--- TASK OBJECTIVE ---
Restate the full set of records exactly, word for word.
--- BEGIN DATASET CONTENT ---
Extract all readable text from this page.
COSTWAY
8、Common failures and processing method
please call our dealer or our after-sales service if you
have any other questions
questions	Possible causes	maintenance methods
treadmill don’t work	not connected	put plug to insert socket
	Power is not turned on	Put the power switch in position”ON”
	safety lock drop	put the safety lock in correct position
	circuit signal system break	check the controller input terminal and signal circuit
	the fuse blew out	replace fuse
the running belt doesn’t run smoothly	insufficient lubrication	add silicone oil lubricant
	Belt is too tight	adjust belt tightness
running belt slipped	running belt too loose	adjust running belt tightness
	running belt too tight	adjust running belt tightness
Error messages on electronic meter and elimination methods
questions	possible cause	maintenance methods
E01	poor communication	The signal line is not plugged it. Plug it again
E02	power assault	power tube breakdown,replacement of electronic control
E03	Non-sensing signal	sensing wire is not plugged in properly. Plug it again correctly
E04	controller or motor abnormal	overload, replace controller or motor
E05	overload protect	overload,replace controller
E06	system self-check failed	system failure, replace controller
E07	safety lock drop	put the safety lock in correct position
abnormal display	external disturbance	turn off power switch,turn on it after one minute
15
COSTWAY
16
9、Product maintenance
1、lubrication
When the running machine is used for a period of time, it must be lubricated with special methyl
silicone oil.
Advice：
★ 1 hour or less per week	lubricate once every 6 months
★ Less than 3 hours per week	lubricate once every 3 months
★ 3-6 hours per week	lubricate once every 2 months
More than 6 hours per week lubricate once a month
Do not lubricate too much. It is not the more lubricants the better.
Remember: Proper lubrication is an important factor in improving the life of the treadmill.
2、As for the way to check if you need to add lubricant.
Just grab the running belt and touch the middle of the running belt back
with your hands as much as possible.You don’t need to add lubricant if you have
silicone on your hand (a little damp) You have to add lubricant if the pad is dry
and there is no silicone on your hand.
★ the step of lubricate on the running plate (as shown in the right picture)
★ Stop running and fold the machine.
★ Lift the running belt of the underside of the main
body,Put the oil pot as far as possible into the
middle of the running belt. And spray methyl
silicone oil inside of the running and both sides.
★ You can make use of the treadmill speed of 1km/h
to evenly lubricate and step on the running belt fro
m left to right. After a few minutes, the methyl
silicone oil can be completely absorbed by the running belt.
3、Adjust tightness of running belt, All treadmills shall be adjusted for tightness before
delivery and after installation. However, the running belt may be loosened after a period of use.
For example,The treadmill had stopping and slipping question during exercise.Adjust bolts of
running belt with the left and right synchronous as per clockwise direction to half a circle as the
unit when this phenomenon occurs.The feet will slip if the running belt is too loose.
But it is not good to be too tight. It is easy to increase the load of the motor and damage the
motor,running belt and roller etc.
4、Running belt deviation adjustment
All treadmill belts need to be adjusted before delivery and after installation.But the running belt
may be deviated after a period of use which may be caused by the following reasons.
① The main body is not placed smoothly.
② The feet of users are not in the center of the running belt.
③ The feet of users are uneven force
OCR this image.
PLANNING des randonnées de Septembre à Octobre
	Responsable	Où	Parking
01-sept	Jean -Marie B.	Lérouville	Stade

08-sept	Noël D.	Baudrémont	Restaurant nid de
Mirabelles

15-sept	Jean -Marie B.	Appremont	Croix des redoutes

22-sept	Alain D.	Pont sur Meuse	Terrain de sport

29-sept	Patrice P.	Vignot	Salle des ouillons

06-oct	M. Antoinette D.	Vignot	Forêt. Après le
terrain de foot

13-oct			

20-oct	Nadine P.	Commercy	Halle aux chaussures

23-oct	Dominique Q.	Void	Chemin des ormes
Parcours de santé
--- END DATASET CONTENT ---
--- WRITTEN SOLUTION ---
Extract all readable text from this page.
COSTWAY
8、Common failures and processing method
please call our dealer or our after-sales service if you
have any other questions
questions	Possible causes	maintenance methods
treadmill don’t work	not connected	put plug to insert socket
	Power is not turned on	Put the power switch in position”ON”
	safety lock drop	put the safety lock in correct position
	circuit signal system break	check the controller input terminal and signal circuit
	the fuse blew out	replace fuse
the running belt doesn’t run smoothly	insufficient lubrication	add silicone oil lubricant
	Belt is too tight	adjust belt tightness
running belt slipped	running belt too loose	adjust running belt tightness
	running belt too tight	adjust running belt tightness
Error messages on electronic meter and elimination methods
questions	possible cause	maintenance methods
E01	poor communication	The signal line is not plugged it. Plug it again
E02	power assault	power tube breakdown,replacement of electronic control
E03	Non-sensing signal	sensing wire is not plugged in properly. Plug it again correctly
E04	controller or motor abnormal	overload, replace controller or motor
E05	overload protect	overload,replace controller
E06	system self-check failed	system failure, replace controller
E07	safety lock drop	put the safety lock in correct position
abnormal display	external disturbance	turn off power switch,turn on it after one minute
15
COSTWAY
16
9、Product maintenance
1、lubrication
When the running machine is used for a period of time, it must be lubricated with special methyl
silicone oil.
Advice：
★ 1 hour or less per week	lubricate once every 6 months
★ Less than 3 hours per week	lubricate once every 3 months
★ 3-6 hours per week	lubricate once every 2 months
More than 6 hours per week lubricate once a month
Do not lubricate too much. It is not the more lubricants the better.
Remember: Proper lubrication is an important factor in improving the life of the treadmill.
2、As for the way to check if you need to add lubricant.
Just grab the running belt and touch the middle of the running belt back
with your hands as much as possible.You don’t need to add lubricant if you have
silicone on your hand (a little damp) You have to add lubricant if the pad is dry
and there is no silicone on your hand.
★ the step of lubricate on the running plate (as shown in the right picture)
★ Stop running and fold the machine.
★ Lift the running belt of the underside of the main
body,Put the oil pot as far as possible into the
middle of the running belt. And spray methyl
silicone oil inside of the running and both sides.
★ You can make use of the treadmill speed of 1km/h
to evenly lubricate and step on the running belt fro
m left to right. After a few minutes, the methyl
silicone oil can be completely absorbed by the running belt.
3、Adjust tightness of running belt, All treadmills shall be adjusted for tightness before
delivery and after installation. However, the running belt may be loosened after a period of use.
For example,The treadmill had stopping and slipping question during exercise.Adjust bolts of
running belt with the left and right synchronous as per clockwise direction to half a circle as the
unit when this phenomenon occurs.The feet will slip if the running belt is too loose.
But it is not good to be too tight. It is easy to increase the load of the motor and damage the
motor,running belt and roller etc.
4、Running belt deviation adjustment
All treadmill belts need to be adjusted before delivery and after installation.But the running belt
may be deviated after a period of use which may be caused by the following reasons.
① The main body is not placed smoothly.
② The feet of users are not in the center of the running belt.
③ The feet of users are uneven force
OCR this image.
PLANNING des randonnées de Septembre à Octobre
	Responsable	Où	Parking
01-sept	Jean -Marie B.	Lérouville	Stade

08-sept	Noël D.	Baudrémont	Restaurant nid de
Mirabelles

15-sept	Jean -Marie B.	Appremont	Croix des redoutes

22-sept	Alain D.	Pont sur Meuse	Terrain de sport

29-sept	Patrice P.	Vignot	Salle des ouillons

06-oct	M. Antoinette D.	Vignot	Forêt. Après le
terrain de foot

13-oct			

20-oct	Nadine P.	Commercy	Halle aux chaussures

23-oct	Dominique Q.	Void	Chemin des ormes
Parcours de santé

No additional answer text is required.